• [What is required]
Render the material again word for word, skipping the pictures in it.

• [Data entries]
╔══

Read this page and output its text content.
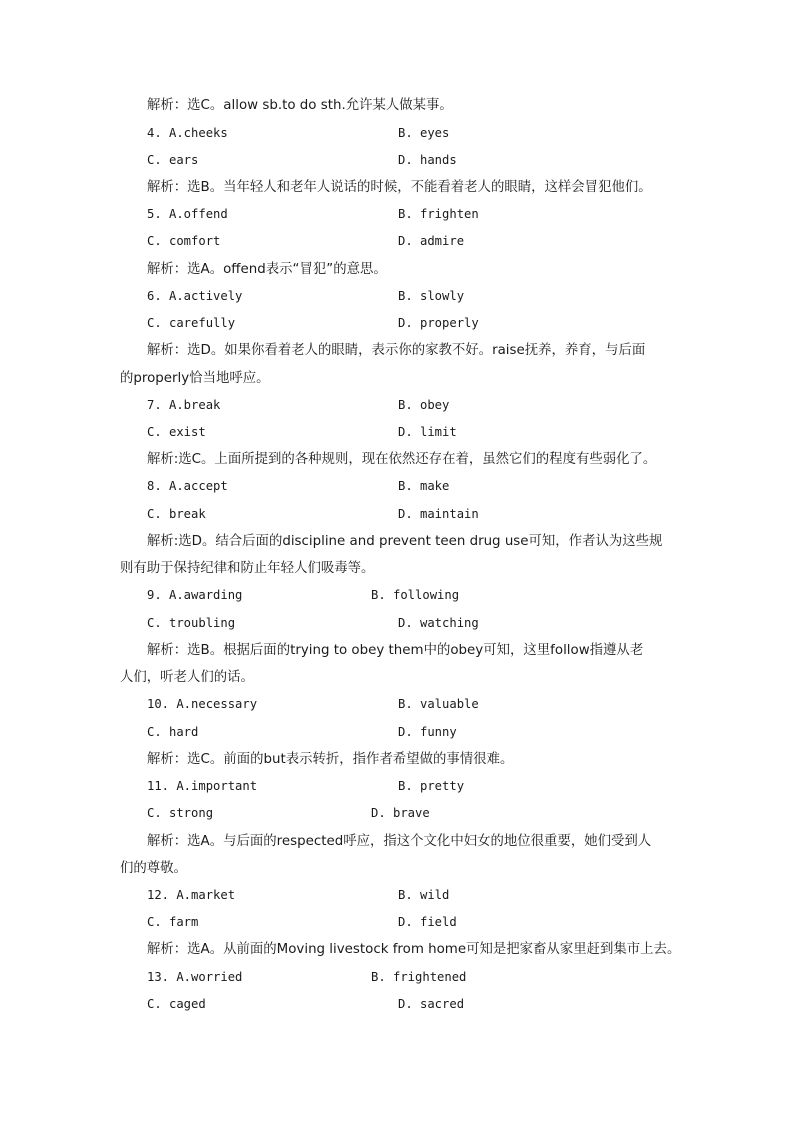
解析：选C。allow sb.to do sth.允许某人做某事。
4. A.cheeks	B. eyes
C. ears	D. hands
解析：选B。当年轻人和老年人说话的时候，不能看着老人的眼睛，这样会冒犯他们。
5. A.offend	B. frighten
C. comfort	D. admire
解析：选A。offend表示“冒犯”的意思。
6. A.actively	B. slowly
C. carefully	D. properly
解析：选D。如果你看着老人的眼睛，表示你的家教不好。raise抚养，养育，与后面
的properly恰当地呼应。
7. A.break	B. obey
C. exist	D. limit
解析:选C。上面所提到的各种规则，现在依然还存在着，虽然它们的程度有些弱化了。
8. A.accept	B. make
C. break	D. maintain
解析:选D。结合后面的discipline and prevent teen drug use可知，作者认为这些规
则有助于保持纪律和防止年轻人们吸毒等。
9. A.awarding	B. following
C. troubling	D. watching
解析：选B。根据后面的trying to obey them中的obey可知，这里follow指遵从老
人们，听老人们的话。
10. A.necessary	B. valuable
C. hard	D. funny
解析：选C。前面的but表示转折，指作者希望做的事情很难。
11. A.important	B. pretty
C. strong	D. brave
解析：选A。与后面的respected呼应，指这个文化中妇女的地位很重要，她们受到人
们的尊敬。
12. A.market	B. wild
C. farm	D. field
解析：选A。从前面的Moving livestock from home可知是把家畜从家里赶到集市上去。
13. A.worried	B. frightened
C. caged	D. sacred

╚══

• [Exercise output]
Read this page and output its text content.
解析：选C。allow sb.to do sth.允许某人做某事。
4. A.cheeks	B. eyes
C. ears	D. hands
解析：选B。当年轻人和老年人说话的时候，不能看着老人的眼睛，这样会冒犯他们。
5. A.offend	B. frighten
C. comfort	D. admire
解析：选A。offend表示“冒犯”的意思。
6. A.actively	B. slowly
C. carefully	D. properly
解析：选D。如果你看着老人的眼睛，表示你的家教不好。raise抚养，养育，与后面
的properly恰当地呼应。
7. A.break	B. obey
C. exist	D. limit
解析:选C。上面所提到的各种规则，现在依然还存在着，虽然它们的程度有些弱化了。
8. A.accept	B. make
C. break	D. maintain
解析:选D。结合后面的discipline and prevent teen drug use可知，作者认为这些规
则有助于保持纪律和防止年轻人们吸毒等。
9. A.awarding	B. following
C. troubling	D. watching
解析：选B。根据后面的trying to obey them中的obey可知，这里follow指遵从老
人们，听老人们的话。
10. A.necessary	B. valuable
C. hard	D. funny
解析：选C。前面的but表示转折，指作者希望做的事情很难。
11. A.important	B. pretty
C. strong	D. brave
解析：选A。与后面的respected呼应，指这个文化中妇女的地位很重要，她们受到人
们的尊敬。
12. A.market	B. wild
C. farm	D. field
解析：选A。从前面的Moving livestock from home可知是把家畜从家里赶到集市上去。
13. A.worried	B. frightened
C. caged	D. sacred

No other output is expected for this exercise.